- TASK INPUT -
------------
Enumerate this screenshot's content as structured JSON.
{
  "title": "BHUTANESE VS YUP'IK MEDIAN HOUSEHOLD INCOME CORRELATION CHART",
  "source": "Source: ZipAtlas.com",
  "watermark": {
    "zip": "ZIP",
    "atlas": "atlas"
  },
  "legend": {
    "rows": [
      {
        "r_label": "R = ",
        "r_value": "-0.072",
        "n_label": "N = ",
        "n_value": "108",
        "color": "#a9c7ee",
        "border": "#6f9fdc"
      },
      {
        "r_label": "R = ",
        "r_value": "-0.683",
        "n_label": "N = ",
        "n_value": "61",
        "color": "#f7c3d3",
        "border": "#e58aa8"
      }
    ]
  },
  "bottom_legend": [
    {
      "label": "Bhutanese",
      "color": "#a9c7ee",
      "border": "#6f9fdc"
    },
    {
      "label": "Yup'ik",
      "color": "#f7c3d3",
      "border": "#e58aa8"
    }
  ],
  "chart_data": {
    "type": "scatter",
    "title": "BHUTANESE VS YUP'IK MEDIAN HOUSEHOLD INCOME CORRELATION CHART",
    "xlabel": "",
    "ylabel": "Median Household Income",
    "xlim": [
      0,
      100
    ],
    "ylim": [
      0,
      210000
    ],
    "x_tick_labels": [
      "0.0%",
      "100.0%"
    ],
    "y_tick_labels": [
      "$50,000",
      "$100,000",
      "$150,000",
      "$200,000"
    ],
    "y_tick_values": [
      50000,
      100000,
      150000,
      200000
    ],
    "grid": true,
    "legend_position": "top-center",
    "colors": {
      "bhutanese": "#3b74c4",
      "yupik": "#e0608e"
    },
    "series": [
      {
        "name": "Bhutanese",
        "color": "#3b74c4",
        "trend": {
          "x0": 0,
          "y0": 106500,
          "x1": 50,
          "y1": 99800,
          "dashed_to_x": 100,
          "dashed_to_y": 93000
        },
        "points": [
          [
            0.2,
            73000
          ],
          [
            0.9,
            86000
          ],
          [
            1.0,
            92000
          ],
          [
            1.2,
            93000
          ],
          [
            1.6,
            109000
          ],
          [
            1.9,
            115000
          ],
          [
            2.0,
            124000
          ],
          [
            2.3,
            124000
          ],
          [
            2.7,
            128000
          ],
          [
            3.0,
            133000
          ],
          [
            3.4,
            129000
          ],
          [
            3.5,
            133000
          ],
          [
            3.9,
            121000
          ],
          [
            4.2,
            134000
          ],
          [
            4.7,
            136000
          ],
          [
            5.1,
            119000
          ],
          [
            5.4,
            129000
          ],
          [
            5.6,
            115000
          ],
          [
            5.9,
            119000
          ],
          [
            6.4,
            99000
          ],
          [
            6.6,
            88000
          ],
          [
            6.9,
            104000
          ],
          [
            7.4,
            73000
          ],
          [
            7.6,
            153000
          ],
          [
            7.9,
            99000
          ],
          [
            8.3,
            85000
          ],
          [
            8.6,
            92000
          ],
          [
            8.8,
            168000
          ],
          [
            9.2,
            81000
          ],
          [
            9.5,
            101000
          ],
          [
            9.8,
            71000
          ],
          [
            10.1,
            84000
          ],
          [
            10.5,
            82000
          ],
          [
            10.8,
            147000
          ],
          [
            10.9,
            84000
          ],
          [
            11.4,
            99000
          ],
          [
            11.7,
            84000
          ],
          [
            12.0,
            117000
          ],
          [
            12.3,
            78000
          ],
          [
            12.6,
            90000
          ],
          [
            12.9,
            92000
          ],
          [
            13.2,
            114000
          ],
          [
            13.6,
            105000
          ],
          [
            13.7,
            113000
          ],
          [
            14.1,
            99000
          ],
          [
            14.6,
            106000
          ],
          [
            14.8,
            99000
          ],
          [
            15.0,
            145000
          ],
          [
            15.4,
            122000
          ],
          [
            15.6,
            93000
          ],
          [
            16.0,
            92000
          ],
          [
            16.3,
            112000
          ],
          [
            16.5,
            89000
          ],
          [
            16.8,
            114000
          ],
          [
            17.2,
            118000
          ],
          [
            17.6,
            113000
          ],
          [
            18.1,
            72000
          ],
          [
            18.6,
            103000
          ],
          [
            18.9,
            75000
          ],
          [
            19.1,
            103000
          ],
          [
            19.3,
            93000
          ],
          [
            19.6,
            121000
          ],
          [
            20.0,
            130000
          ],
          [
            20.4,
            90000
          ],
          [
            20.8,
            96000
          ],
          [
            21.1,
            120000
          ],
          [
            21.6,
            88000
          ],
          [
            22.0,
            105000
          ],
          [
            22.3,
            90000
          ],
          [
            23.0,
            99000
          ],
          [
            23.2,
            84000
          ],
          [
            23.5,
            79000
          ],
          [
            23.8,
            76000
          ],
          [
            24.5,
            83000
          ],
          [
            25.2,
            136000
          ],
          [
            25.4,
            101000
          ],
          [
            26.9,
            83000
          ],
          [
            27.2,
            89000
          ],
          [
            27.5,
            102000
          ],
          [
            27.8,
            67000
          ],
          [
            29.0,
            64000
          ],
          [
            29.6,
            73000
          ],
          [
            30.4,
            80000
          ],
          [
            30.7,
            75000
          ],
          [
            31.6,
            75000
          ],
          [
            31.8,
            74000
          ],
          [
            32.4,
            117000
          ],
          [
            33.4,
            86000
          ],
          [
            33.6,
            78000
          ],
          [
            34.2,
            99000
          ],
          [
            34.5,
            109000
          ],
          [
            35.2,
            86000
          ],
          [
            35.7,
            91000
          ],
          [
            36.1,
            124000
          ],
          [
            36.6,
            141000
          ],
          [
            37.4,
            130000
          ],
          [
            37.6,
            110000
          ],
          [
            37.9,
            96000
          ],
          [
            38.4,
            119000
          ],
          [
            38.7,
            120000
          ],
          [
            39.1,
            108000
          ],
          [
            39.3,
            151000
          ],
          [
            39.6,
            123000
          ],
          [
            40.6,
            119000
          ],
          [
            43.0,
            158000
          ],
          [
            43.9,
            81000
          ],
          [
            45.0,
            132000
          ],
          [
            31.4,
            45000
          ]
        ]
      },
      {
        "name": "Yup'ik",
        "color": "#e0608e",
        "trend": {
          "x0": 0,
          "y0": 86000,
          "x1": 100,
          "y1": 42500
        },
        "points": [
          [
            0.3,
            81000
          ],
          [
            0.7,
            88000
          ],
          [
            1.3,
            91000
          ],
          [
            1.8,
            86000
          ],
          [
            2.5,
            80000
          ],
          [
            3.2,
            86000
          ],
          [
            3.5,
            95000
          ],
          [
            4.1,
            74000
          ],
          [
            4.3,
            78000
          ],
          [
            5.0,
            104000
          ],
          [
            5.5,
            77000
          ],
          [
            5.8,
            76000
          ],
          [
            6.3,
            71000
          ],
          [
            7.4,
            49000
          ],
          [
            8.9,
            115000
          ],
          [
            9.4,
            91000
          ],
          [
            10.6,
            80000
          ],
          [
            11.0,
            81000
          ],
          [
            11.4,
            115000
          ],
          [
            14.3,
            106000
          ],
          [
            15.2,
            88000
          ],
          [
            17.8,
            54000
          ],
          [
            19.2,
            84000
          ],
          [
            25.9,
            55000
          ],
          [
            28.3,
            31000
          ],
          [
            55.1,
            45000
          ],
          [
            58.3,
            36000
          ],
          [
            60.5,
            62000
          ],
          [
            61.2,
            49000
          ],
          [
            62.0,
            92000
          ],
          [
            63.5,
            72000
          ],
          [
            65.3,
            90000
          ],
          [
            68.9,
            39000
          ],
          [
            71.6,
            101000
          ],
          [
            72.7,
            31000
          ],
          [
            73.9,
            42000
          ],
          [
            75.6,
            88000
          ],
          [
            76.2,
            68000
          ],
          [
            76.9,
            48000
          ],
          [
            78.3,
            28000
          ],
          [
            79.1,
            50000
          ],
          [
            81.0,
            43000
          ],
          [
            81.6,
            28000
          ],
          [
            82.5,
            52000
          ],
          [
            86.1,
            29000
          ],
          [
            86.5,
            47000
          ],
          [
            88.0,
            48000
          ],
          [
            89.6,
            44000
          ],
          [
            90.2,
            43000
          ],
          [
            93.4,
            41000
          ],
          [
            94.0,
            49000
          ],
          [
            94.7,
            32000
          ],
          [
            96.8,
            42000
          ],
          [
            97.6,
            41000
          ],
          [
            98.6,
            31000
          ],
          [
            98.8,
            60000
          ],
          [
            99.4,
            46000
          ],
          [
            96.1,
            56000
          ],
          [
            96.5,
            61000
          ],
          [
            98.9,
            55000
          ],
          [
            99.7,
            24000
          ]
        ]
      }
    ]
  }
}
------------
- AIM OF THE EXERCISE -
Determine the number of lines in the listing that contain the string "title". Write that number and nothing else.

- SOLUTION TO THE EXERCISE -
2